SHORT PROBLEM: Take the line that contains "What does this" and every line after it in the material below, and quote them exactly.
+===+
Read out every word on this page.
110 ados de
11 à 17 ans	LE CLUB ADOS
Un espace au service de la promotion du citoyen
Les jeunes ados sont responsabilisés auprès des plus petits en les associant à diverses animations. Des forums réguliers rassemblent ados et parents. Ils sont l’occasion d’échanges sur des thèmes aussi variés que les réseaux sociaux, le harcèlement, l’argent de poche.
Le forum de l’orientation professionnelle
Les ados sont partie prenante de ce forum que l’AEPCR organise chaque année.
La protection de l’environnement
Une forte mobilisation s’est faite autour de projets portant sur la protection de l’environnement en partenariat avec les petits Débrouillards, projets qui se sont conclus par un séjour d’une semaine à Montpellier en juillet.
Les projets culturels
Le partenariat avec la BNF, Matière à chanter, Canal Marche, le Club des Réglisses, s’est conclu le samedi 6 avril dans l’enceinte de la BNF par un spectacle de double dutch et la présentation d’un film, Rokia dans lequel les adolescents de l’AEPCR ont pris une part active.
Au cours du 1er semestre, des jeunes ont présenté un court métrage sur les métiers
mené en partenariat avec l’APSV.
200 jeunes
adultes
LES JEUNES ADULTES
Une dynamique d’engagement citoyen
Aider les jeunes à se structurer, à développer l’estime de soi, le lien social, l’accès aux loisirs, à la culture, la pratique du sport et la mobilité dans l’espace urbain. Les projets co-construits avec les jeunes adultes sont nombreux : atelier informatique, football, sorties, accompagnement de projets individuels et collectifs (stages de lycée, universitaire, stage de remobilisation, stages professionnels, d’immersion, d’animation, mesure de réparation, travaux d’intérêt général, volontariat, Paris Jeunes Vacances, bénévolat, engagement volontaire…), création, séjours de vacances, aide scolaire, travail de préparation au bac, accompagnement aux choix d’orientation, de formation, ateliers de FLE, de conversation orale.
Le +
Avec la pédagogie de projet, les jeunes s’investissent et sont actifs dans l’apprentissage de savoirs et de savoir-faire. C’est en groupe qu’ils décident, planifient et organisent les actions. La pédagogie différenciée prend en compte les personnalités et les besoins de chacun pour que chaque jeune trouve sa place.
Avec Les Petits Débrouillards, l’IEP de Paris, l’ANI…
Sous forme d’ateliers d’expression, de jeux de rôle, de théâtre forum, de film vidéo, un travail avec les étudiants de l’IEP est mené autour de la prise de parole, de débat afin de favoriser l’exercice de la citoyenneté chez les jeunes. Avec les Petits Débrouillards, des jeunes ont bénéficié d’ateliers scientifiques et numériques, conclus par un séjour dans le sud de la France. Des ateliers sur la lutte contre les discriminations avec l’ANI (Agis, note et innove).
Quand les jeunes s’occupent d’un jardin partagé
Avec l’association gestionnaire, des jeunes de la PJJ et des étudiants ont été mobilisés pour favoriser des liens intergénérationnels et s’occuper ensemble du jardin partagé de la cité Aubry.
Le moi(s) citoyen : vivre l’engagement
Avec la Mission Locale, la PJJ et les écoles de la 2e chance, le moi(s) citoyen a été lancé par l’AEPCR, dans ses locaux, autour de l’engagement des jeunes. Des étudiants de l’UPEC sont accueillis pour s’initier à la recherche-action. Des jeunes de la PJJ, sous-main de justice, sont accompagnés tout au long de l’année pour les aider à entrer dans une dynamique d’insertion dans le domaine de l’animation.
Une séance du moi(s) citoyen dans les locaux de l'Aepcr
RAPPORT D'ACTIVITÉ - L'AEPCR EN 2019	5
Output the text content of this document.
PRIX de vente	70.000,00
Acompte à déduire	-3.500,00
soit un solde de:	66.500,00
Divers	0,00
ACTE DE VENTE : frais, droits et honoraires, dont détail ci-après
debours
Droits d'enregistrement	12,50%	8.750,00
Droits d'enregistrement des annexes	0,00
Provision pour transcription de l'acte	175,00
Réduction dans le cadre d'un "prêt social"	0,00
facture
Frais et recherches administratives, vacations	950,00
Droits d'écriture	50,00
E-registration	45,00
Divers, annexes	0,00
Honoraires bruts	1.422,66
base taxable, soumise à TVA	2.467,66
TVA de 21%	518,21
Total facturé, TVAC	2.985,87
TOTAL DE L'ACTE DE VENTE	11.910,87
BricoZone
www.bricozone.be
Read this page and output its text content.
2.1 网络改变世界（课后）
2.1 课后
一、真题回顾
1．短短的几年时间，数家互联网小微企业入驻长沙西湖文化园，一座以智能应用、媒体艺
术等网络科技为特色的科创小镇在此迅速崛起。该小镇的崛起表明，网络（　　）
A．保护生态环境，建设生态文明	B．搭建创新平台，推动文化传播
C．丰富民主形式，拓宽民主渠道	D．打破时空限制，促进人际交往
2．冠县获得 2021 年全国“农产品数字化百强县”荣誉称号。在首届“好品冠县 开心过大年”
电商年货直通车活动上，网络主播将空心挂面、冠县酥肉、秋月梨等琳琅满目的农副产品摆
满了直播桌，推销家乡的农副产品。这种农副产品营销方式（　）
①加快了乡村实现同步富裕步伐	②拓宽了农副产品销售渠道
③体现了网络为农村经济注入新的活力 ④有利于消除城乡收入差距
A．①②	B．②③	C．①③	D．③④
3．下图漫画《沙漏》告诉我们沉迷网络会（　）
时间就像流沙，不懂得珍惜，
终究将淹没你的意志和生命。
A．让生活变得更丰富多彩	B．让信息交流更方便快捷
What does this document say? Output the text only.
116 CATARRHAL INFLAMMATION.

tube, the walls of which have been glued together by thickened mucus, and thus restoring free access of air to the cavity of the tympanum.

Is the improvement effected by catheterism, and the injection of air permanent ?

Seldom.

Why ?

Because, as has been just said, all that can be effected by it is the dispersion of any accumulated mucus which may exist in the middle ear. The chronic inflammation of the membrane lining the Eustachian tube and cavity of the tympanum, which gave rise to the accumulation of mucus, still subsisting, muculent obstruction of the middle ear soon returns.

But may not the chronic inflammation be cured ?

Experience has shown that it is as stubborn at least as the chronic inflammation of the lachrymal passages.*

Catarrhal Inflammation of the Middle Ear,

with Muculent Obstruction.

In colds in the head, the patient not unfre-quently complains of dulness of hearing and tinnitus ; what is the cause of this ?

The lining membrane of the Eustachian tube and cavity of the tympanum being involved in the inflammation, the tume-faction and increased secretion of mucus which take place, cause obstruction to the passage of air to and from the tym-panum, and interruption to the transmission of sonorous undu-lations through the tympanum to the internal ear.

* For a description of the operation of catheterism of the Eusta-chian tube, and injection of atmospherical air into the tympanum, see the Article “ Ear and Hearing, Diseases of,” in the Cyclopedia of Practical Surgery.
+===+
RESPONSE TO THIS EXERCISE:
What does this document say? Output the text only.
116 CATARRHAL INFLAMMATION.

tube, the walls of which have been glued together by thickened mucus, and thus restoring free access of air to the cavity of the tympanum.

Is the improvement effected by catheterism, and the injection of air permanent ?

Seldom.

Why ?

Because, as has been just said, all that can be effected by it is the dispersion of any accumulated mucus which may exist in the middle ear. The chronic inflammation of the membrane lining the Eustachian tube and cavity of the tympanum, which gave rise to the accumulation of mucus, still subsisting, muculent obstruction of the middle ear soon returns.

But may not the chronic inflammation be cured ?

Experience has shown that it is as stubborn at least as the chronic inflammation of the lachrymal passages.*

Catarrhal Inflammation of the Middle Ear,

with Muculent Obstruction.

In colds in the head, the patient not unfre-quently complains of dulness of hearing and tinnitus ; what is the cause of this ?

The lining membrane of the Eustachian tube and cavity of the tympanum being involved in the inflammation, the tume-faction and increased secretion of mucus which take place, cause obstruction to the passage of air to and from the tym-panum, and interruption to the transmission of sonorous undu-lations through the tympanum to the internal ear.

* For a description of the operation of catheterism of the Eusta-chian tube, and injection of atmospherical air into the tympanum, see the Article “ Ear and Hearing, Diseases of,” in the Cyclopedia of Practical Surgery.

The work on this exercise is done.